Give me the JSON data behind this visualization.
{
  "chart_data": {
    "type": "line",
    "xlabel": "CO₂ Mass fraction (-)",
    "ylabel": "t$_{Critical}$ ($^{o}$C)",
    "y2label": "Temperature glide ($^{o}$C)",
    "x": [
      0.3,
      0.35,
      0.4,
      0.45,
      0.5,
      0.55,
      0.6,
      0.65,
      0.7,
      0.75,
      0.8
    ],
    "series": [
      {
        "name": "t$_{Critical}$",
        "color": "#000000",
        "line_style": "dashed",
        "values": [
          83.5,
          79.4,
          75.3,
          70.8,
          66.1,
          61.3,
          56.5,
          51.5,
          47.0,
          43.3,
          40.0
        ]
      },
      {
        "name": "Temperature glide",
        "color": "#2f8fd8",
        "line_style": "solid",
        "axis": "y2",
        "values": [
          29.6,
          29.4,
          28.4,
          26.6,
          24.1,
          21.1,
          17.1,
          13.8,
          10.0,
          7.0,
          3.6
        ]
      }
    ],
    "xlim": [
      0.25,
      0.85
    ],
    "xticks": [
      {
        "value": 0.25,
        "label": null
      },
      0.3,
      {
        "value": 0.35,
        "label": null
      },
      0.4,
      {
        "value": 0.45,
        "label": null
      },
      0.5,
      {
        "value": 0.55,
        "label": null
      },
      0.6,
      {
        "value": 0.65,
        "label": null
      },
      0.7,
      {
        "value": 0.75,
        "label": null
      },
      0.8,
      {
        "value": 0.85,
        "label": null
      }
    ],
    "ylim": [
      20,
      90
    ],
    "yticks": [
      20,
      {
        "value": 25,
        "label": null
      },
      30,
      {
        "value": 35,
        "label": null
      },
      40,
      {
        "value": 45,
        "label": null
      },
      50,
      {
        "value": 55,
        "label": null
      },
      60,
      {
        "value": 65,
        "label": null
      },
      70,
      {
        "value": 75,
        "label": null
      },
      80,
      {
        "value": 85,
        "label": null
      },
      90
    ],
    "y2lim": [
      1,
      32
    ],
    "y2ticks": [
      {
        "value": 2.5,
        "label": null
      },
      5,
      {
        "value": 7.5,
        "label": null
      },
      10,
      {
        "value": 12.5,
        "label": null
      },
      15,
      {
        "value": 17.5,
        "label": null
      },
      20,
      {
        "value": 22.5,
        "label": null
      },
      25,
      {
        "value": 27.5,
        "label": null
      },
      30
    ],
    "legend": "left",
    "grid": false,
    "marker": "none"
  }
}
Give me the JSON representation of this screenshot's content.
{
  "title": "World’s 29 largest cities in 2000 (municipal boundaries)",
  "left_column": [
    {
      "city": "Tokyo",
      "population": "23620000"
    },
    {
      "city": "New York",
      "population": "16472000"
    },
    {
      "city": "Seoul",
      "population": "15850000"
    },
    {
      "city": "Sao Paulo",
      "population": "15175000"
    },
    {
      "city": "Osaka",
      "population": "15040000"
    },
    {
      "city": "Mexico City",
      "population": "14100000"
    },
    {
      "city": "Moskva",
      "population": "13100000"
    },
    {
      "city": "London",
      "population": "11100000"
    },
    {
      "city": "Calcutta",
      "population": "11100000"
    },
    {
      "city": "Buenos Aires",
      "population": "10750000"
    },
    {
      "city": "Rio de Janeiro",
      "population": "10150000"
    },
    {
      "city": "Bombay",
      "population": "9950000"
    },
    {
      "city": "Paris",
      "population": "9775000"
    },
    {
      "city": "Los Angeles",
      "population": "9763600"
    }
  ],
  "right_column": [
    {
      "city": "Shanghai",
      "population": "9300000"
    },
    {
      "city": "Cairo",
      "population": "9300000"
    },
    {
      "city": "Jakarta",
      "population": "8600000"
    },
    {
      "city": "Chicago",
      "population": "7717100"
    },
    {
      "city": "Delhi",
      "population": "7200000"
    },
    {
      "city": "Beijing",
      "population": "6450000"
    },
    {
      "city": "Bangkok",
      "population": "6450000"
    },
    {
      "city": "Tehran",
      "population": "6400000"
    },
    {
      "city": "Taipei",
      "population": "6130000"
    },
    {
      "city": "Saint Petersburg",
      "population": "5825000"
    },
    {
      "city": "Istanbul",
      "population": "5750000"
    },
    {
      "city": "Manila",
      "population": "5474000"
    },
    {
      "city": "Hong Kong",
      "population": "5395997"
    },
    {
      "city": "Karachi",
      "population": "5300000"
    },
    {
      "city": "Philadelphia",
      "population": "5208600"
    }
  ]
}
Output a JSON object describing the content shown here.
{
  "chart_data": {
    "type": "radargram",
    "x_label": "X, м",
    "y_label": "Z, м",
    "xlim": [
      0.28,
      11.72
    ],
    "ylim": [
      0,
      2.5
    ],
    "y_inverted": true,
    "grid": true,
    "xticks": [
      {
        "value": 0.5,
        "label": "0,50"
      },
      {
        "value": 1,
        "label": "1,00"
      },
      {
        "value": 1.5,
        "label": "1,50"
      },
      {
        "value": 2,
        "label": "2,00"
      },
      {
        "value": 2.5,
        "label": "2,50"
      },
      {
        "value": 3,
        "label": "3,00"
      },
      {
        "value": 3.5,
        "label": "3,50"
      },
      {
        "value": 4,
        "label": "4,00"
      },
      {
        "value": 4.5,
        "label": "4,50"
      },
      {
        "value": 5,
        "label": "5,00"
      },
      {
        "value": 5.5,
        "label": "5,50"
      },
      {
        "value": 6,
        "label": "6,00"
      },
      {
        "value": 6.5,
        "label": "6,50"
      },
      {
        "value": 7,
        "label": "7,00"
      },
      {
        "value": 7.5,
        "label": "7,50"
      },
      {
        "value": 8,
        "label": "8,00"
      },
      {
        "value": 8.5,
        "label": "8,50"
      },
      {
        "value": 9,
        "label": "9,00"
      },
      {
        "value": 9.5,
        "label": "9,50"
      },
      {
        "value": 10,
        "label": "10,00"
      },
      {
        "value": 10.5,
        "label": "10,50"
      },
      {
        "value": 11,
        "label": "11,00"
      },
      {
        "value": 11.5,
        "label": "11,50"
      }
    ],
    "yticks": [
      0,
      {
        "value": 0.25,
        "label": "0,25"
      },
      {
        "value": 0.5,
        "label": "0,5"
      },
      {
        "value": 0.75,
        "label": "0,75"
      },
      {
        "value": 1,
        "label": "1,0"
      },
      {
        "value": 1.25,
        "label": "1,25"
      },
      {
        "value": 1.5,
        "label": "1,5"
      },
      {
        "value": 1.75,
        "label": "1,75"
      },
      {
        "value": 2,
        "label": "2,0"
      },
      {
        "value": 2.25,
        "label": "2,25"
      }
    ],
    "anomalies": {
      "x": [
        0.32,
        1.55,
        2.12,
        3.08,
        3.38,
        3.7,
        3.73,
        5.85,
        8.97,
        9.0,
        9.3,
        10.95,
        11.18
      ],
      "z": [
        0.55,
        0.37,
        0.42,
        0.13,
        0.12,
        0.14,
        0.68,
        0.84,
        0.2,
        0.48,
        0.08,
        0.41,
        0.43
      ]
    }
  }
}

What you will do:
Extract all the material, leaving every line as it is.

Final result:
Give me the JSON data behind this visualization.
{
  "chart_data": {
    "type": "line",
    "xlabel": "CO₂ Mass fraction (-)",
    "ylabel": "t$_{Critical}$ ($^{o}$C)",
    "y2label": "Temperature glide ($^{o}$C)",
    "x": [
      0.3,
      0.35,
      0.4,
      0.45,
      0.5,
      0.55,
      0.6,
      0.65,
      0.7,
      0.75,
      0.8
    ],
    "series": [
      {
        "name": "t$_{Critical}$",
        "color": "#000000",
        "line_style": "dashed",
        "values": [
          83.5,
          79.4,
          75.3,
          70.8,
          66.1,
          61.3,
          56.5,
          51.5,
          47.0,
          43.3,
          40.0
        ]
      },
      {
        "name": "Temperature glide",
        "color": "#2f8fd8",
        "line_style": "solid",
        "axis": "y2",
        "values": [
          29.6,
          29.4,
          28.4,
          26.6,
          24.1,
          21.1,
          17.1,
          13.8,
          10.0,
          7.0,
          3.6
        ]
      }
    ],
    "xlim": [
      0.25,
      0.85
    ],
    "xticks": [
      {
        "value": 0.25,
        "label": null
      },
      0.3,
      {
        "value": 0.35,
        "label": null
      },
      0.4,
      {
        "value": 0.45,
        "label": null
      },
      0.5,
      {
        "value": 0.55,
        "label": null
      },
      0.6,
      {
        "value": 0.65,
        "label": null
      },
      0.7,
      {
        "value": 0.75,
        "label": null
      },
      0.8,
      {
        "value": 0.85,
        "label": null
      }
    ],
    "ylim": [
      20,
      90
    ],
    "yticks": [
      20,
      {
        "value": 25,
        "label": null
      },
      30,
      {
        "value": 35,
        "label": null
      },
      40,
      {
        "value": 45,
        "label": null
      },
      50,
      {
        "value": 55,
        "label": null
      },
      60,
      {
        "value": 65,
        "label": null
      },
      70,
      {
        "value": 75,
        "label": null
      },
      80,
      {
        "value": 85,
        "label": null
      },
      90
    ],
    "y2lim": [
      1,
      32
    ],
    "y2ticks": [
      {
        "value": 2.5,
        "label": null
      },
      5,
      {
        "value": 7.5,
        "label": null
      },
      10,
      {
        "value": 12.5,
        "label": null
      },
      15,
      {
        "value": 17.5,
        "label": null
      },
      20,
      {
        "value": 22.5,
        "label": null
      },
      25,
      {
        "value": 27.5,
        "label": null
      },
      30
    ],
    "legend": "left",
    "grid": false,
    "marker": "none"
  }
}
Give me the JSON representation of this screenshot's content.
{
  "title": "World’s 29 largest cities in 2000 (municipal boundaries)",
  "left_column": [
    {
      "city": "Tokyo",
      "population": "23620000"
    },
    {
      "city": "New York",
      "population": "16472000"
    },
    {
      "city": "Seoul",
      "population": "15850000"
    },
    {
      "city": "Sao Paulo",
      "population": "15175000"
    },
    {
      "city": "Osaka",
      "population": "15040000"
    },
    {
      "city": "Mexico City",
      "population": "14100000"
    },
    {
      "city": "Moskva",
      "population": "13100000"
    },
    {
      "city": "London",
      "population": "11100000"
    },
    {
      "city": "Calcutta",
      "population": "11100000"
    },
    {
      "city": "Buenos Aires",
      "population": "10750000"
    },
    {
      "city": "Rio de Janeiro",
      "population": "10150000"
    },
    {
      "city": "Bombay",
      "population": "9950000"
    },
    {
      "city": "Paris",
      "population": "9775000"
    },
    {
      "city": "Los Angeles",
      "population": "9763600"
    }
  ],
  "right_column": [
    {
      "city": "Shanghai",
      "population": "9300000"
    },
    {
      "city": "Cairo",
      "population": "9300000"
    },
    {
      "city": "Jakarta",
      "population": "8600000"
    },
    {
      "city": "Chicago",
      "population": "7717100"
    },
    {
      "city": "Delhi",
      "population": "7200000"
    },
    {
      "city": "Beijing",
      "population": "6450000"
    },
    {
      "city": "Bangkok",
      "population": "6450000"
    },
    {
      "city": "Tehran",
      "population": "6400000"
    },
    {
      "city": "Taipei",
      "population": "6130000"
    },
    {
      "city": "Saint Petersburg",
      "population": "5825000"
    },
    {
      "city": "Istanbul",
      "population": "5750000"
    },
    {
      "city": "Manila",
      "population": "5474000"
    },
    {
      "city": "Hong Kong",
      "population": "5395997"
    },
    {
      "city": "Karachi",
      "population": "5300000"
    },
    {
      "city": "Philadelphia",
      "population": "5208600"
    }
  ]
}
Output a JSON object describing the content shown here.
{
  "chart_data": {
    "type": "radargram",
    "x_label": "X, м",
    "y_label": "Z, м",
    "xlim": [
      0.28,
      11.72
    ],
    "ylim": [
      0,
      2.5
    ],
    "y_inverted": true,
    "grid": true,
    "xticks": [
      {
        "value": 0.5,
        "label": "0,50"
      },
      {
        "value": 1,
        "label": "1,00"
      },
      {
        "value": 1.5,
        "label": "1,50"
      },
      {
        "value": 2,
        "label": "2,00"
      },
      {
        "value": 2.5,
        "label": "2,50"
      },
      {
        "value": 3,
        "label": "3,00"
      },
      {
        "value": 3.5,
        "label": "3,50"
      },
      {
        "value": 4,
        "label": "4,00"
      },
      {
        "value": 4.5,
        "label": "4,50"
      },
      {
        "value": 5,
        "label": "5,00"
      },
      {
        "value": 5.5,
        "label": "5,50"
      },
      {
        "value": 6,
        "label": "6,00"
      },
      {
        "value": 6.5,
        "label": "6,50"
      },
      {
        "value": 7,
        "label": "7,00"
      },
      {
        "value": 7.5,
        "label": "7,50"
      },
      {
        "value": 8,
        "label": "8,00"
      },
      {
        "value": 8.5,
        "label": "8,50"
      },
      {
        "value": 9,
        "label": "9,00"
      },
      {
        "value": 9.5,
        "label": "9,50"
      },
      {
        "value": 10,
        "label": "10,00"
      },
      {
        "value": 10.5,
        "label": "10,50"
      },
      {
        "value": 11,
        "label": "11,00"
      },
      {
        "value": 11.5,
        "label": "11,50"
      }
    ],
    "yticks": [
      0,
      {
        "value": 0.25,
        "label": "0,25"
      },
      {
        "value": 0.5,
        "label": "0,5"
      },
      {
        "value": 0.75,
        "label": "0,75"
      },
      {
        "value": 1,
        "label": "1,0"
      },
      {
        "value": 1.25,
        "label": "1,25"
      },
      {
        "value": 1.5,
        "label": "1,5"
      },
      {
        "value": 1.75,
        "label": "1,75"
      },
      {
        "value": 2,
        "label": "2,0"
      },
      {
        "value": 2.25,
        "label": "2,25"
      }
    ],
    "anomalies": {
      "x": [
        0.32,
        1.55,
        2.12,
        3.08,
        3.38,
        3.7,
        3.73,
        5.85,
        8.97,
        9.0,
        9.3,
        10.95,
        11.18
      ],
      "z": [
        0.55,
        0.37,
        0.42,
        0.13,
        0.12,
        0.14,
        0.68,
        0.84,
        0.2,
        0.48,
        0.08,
        0.41,
        0.43
      ]
    }
  }
}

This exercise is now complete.